### Task objective
Write out each record again exactly as it stands.

(begin)

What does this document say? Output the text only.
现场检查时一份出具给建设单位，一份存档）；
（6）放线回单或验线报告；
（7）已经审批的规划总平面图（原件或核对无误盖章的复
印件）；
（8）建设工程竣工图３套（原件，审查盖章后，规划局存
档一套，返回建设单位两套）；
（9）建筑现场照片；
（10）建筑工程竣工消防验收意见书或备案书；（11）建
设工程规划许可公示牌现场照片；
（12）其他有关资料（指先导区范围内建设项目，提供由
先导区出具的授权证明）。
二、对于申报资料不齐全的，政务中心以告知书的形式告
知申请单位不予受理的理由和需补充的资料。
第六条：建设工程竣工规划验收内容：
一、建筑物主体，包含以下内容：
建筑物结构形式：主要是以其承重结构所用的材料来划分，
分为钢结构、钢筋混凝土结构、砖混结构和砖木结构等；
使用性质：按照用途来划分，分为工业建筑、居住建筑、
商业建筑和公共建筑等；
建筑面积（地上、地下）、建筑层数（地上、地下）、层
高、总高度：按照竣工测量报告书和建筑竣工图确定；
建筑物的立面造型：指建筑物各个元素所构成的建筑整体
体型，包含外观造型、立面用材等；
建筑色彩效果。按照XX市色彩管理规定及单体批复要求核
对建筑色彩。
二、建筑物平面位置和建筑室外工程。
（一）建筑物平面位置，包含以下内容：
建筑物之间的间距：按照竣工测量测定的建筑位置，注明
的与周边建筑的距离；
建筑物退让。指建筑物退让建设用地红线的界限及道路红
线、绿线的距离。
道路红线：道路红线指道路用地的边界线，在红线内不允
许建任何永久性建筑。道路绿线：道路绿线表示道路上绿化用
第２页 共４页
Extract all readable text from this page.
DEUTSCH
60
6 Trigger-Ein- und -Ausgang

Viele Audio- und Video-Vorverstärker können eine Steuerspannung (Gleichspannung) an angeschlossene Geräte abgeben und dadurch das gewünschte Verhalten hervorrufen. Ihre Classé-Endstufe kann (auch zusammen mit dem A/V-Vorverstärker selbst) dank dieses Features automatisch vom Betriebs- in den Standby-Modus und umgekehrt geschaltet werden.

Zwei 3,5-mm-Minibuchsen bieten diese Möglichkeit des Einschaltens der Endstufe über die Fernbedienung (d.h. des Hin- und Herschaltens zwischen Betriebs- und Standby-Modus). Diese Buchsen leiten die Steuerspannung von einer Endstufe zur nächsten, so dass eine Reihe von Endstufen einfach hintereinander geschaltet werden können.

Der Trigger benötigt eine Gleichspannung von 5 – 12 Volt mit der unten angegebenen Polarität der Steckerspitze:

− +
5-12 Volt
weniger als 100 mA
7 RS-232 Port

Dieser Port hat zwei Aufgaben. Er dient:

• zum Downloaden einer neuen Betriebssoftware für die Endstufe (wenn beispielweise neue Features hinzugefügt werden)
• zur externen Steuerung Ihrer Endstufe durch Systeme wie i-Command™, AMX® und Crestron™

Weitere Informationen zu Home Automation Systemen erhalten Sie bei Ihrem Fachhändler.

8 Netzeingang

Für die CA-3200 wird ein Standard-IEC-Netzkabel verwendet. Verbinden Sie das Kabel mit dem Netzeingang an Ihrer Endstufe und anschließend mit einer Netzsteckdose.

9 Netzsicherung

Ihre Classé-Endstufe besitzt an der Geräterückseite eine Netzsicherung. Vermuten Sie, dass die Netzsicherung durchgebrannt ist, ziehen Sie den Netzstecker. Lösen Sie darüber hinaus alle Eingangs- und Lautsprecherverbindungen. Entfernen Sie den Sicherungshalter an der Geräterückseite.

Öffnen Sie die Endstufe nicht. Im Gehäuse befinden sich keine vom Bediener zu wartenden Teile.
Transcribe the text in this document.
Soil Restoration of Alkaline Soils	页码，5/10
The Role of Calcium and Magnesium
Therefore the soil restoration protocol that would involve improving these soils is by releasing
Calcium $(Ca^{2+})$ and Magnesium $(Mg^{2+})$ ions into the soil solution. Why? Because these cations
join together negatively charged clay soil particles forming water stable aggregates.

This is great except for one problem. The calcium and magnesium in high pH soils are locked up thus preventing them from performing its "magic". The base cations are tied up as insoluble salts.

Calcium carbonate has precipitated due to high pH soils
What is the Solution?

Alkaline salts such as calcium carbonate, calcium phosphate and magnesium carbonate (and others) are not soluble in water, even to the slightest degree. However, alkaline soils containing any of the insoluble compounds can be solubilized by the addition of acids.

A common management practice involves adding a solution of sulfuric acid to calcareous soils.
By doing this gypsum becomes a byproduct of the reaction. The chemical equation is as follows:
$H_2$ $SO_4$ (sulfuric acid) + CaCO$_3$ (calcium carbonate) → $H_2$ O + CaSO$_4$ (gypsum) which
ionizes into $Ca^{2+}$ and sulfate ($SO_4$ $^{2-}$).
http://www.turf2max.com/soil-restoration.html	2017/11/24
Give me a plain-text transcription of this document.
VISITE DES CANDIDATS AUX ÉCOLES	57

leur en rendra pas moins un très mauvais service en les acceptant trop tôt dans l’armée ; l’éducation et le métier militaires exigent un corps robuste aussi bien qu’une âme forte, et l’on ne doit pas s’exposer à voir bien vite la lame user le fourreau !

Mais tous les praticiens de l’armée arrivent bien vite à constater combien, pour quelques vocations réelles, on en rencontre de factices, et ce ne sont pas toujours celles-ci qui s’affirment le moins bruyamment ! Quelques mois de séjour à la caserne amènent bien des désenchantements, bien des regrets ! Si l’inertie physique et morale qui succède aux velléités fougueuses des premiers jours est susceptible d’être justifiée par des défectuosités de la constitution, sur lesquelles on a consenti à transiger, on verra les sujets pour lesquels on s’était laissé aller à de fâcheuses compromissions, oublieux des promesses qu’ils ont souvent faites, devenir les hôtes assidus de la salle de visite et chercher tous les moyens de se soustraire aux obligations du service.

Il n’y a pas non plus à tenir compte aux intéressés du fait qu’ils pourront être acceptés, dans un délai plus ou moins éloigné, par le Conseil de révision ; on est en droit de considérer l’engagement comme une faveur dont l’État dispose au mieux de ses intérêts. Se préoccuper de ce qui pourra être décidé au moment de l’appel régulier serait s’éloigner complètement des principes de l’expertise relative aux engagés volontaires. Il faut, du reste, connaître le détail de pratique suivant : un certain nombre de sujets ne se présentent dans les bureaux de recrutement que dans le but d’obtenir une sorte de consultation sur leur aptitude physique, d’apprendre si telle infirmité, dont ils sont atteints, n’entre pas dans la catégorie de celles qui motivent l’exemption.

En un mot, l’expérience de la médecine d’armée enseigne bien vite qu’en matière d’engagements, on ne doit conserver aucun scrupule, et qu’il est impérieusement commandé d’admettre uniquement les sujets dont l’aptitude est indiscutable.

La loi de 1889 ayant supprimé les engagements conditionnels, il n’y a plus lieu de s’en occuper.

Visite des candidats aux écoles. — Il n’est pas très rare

(end)

### Complete answer
What does this document say? Output the text only.
现场检查时一份出具给建设单位，一份存档）；
（6）放线回单或验线报告；
（7）已经审批的规划总平面图（原件或核对无误盖章的复
印件）；
（8）建设工程竣工图３套（原件，审查盖章后，规划局存
档一套，返回建设单位两套）；
（9）建筑现场照片；
（10）建筑工程竣工消防验收意见书或备案书；（11）建
设工程规划许可公示牌现场照片；
（12）其他有关资料（指先导区范围内建设项目，提供由
先导区出具的授权证明）。
二、对于申报资料不齐全的，政务中心以告知书的形式告
知申请单位不予受理的理由和需补充的资料。
第六条：建设工程竣工规划验收内容：
一、建筑物主体，包含以下内容：
建筑物结构形式：主要是以其承重结构所用的材料来划分，
分为钢结构、钢筋混凝土结构、砖混结构和砖木结构等；
使用性质：按照用途来划分，分为工业建筑、居住建筑、
商业建筑和公共建筑等；
建筑面积（地上、地下）、建筑层数（地上、地下）、层
高、总高度：按照竣工测量报告书和建筑竣工图确定；
建筑物的立面造型：指建筑物各个元素所构成的建筑整体
体型，包含外观造型、立面用材等；
建筑色彩效果。按照XX市色彩管理规定及单体批复要求核
对建筑色彩。
二、建筑物平面位置和建筑室外工程。
（一）建筑物平面位置，包含以下内容：
建筑物之间的间距：按照竣工测量测定的建筑位置，注明
的与周边建筑的距离；
建筑物退让。指建筑物退让建设用地红线的界限及道路红
线、绿线的距离。
道路红线：道路红线指道路用地的边界线，在红线内不允
许建任何永久性建筑。道路绿线：道路绿线表示道路上绿化用
第２页 共４页
Extract all readable text from this page.
DEUTSCH
60
6 Trigger-Ein- und -Ausgang

Viele Audio- und Video-Vorverstärker können eine Steuerspannung (Gleichspannung) an angeschlossene Geräte abgeben und dadurch das gewünschte Verhalten hervorrufen. Ihre Classé-Endstufe kann (auch zusammen mit dem A/V-Vorverstärker selbst) dank dieses Features automatisch vom Betriebs- in den Standby-Modus und umgekehrt geschaltet werden.

Zwei 3,5-mm-Minibuchsen bieten diese Möglichkeit des Einschaltens der Endstufe über die Fernbedienung (d.h. des Hin- und Herschaltens zwischen Betriebs- und Standby-Modus). Diese Buchsen leiten die Steuerspannung von einer Endstufe zur nächsten, so dass eine Reihe von Endstufen einfach hintereinander geschaltet werden können.

Der Trigger benötigt eine Gleichspannung von 5 – 12 Volt mit der unten angegebenen Polarität der Steckerspitze:

− +
5-12 Volt
weniger als 100 mA
7 RS-232 Port

Dieser Port hat zwei Aufgaben. Er dient:

• zum Downloaden einer neuen Betriebssoftware für die Endstufe (wenn beispielweise neue Features hinzugefügt werden)
• zur externen Steuerung Ihrer Endstufe durch Systeme wie i-Command™, AMX® und Crestron™

Weitere Informationen zu Home Automation Systemen erhalten Sie bei Ihrem Fachhändler.

8 Netzeingang

Für die CA-3200 wird ein Standard-IEC-Netzkabel verwendet. Verbinden Sie das Kabel mit dem Netzeingang an Ihrer Endstufe und anschließend mit einer Netzsteckdose.

9 Netzsicherung

Ihre Classé-Endstufe besitzt an der Geräterückseite eine Netzsicherung. Vermuten Sie, dass die Netzsicherung durchgebrannt ist, ziehen Sie den Netzstecker. Lösen Sie darüber hinaus alle Eingangs- und Lautsprecherverbindungen. Entfernen Sie den Sicherungshalter an der Geräterückseite.

Öffnen Sie die Endstufe nicht. Im Gehäuse befinden sich keine vom Bediener zu wartenden Teile.
Transcribe the text in this document.
Soil Restoration of Alkaline Soils	页码，5/10
The Role of Calcium and Magnesium
Therefore the soil restoration protocol that would involve improving these soils is by releasing
Calcium $(Ca^{2+})$ and Magnesium $(Mg^{2+})$ ions into the soil solution. Why? Because these cations
join together negatively charged clay soil particles forming water stable aggregates.

This is great except for one problem. The calcium and magnesium in high pH soils are locked up thus preventing them from performing its "magic". The base cations are tied up as insoluble salts.

Calcium carbonate has precipitated due to high pH soils
What is the Solution?

Alkaline salts such as calcium carbonate, calcium phosphate and magnesium carbonate (and others) are not soluble in water, even to the slightest degree. However, alkaline soils containing any of the insoluble compounds can be solubilized by the addition of acids.

A common management practice involves adding a solution of sulfuric acid to calcareous soils.
By doing this gypsum becomes a byproduct of the reaction. The chemical equation is as follows:
$H_2$ $SO_4$ (sulfuric acid) + CaCO$_3$ (calcium carbonate) → $H_2$ O + CaSO$_4$ (gypsum) which
ionizes into $Ca^{2+}$ and sulfate ($SO_4$ $^{2-}$).
http://www.turf2max.com/soil-restoration.html	2017/11/24
Give me a plain-text transcription of this document.
VISITE DES CANDIDATS AUX ÉCOLES	57

leur en rendra pas moins un très mauvais service en les acceptant trop tôt dans l’armée ; l’éducation et le métier militaires exigent un corps robuste aussi bien qu’une âme forte, et l’on ne doit pas s’exposer à voir bien vite la lame user le fourreau !

Mais tous les praticiens de l’armée arrivent bien vite à constater combien, pour quelques vocations réelles, on en rencontre de factices, et ce ne sont pas toujours celles-ci qui s’affirment le moins bruyamment ! Quelques mois de séjour à la caserne amènent bien des désenchantements, bien des regrets ! Si l’inertie physique et morale qui succède aux velléités fougueuses des premiers jours est susceptible d’être justifiée par des défectuosités de la constitution, sur lesquelles on a consenti à transiger, on verra les sujets pour lesquels on s’était laissé aller à de fâcheuses compromissions, oublieux des promesses qu’ils ont souvent faites, devenir les hôtes assidus de la salle de visite et chercher tous les moyens de se soustraire aux obligations du service.

Il n’y a pas non plus à tenir compte aux intéressés du fait qu’ils pourront être acceptés, dans un délai plus ou moins éloigné, par le Conseil de révision ; on est en droit de considérer l’engagement comme une faveur dont l’État dispose au mieux de ses intérêts. Se préoccuper de ce qui pourra être décidé au moment de l’appel régulier serait s’éloigner complètement des principes de l’expertise relative aux engagés volontaires. Il faut, du reste, connaître le détail de pratique suivant : un certain nombre de sujets ne se présentent dans les bureaux de recrutement que dans le but d’obtenir une sorte de consultation sur leur aptitude physique, d’apprendre si telle infirmité, dont ils sont atteints, n’entre pas dans la catégorie de celles qui motivent l’exemption.

En un mot, l’expérience de la médecine d’armée enseigne bien vite qu’en matière d’engagements, on ne doit conserver aucun scrupule, et qu’il est impérieusement commandé d’admettre uniquement les sujets dont l’aptitude est indiscutable.

La loi de 1889 ayant supprimé les engagements conditionnels, il n’y a plus lieu de s’en occuper.

Visite des candidats aux écoles. — Il n’est pas très rare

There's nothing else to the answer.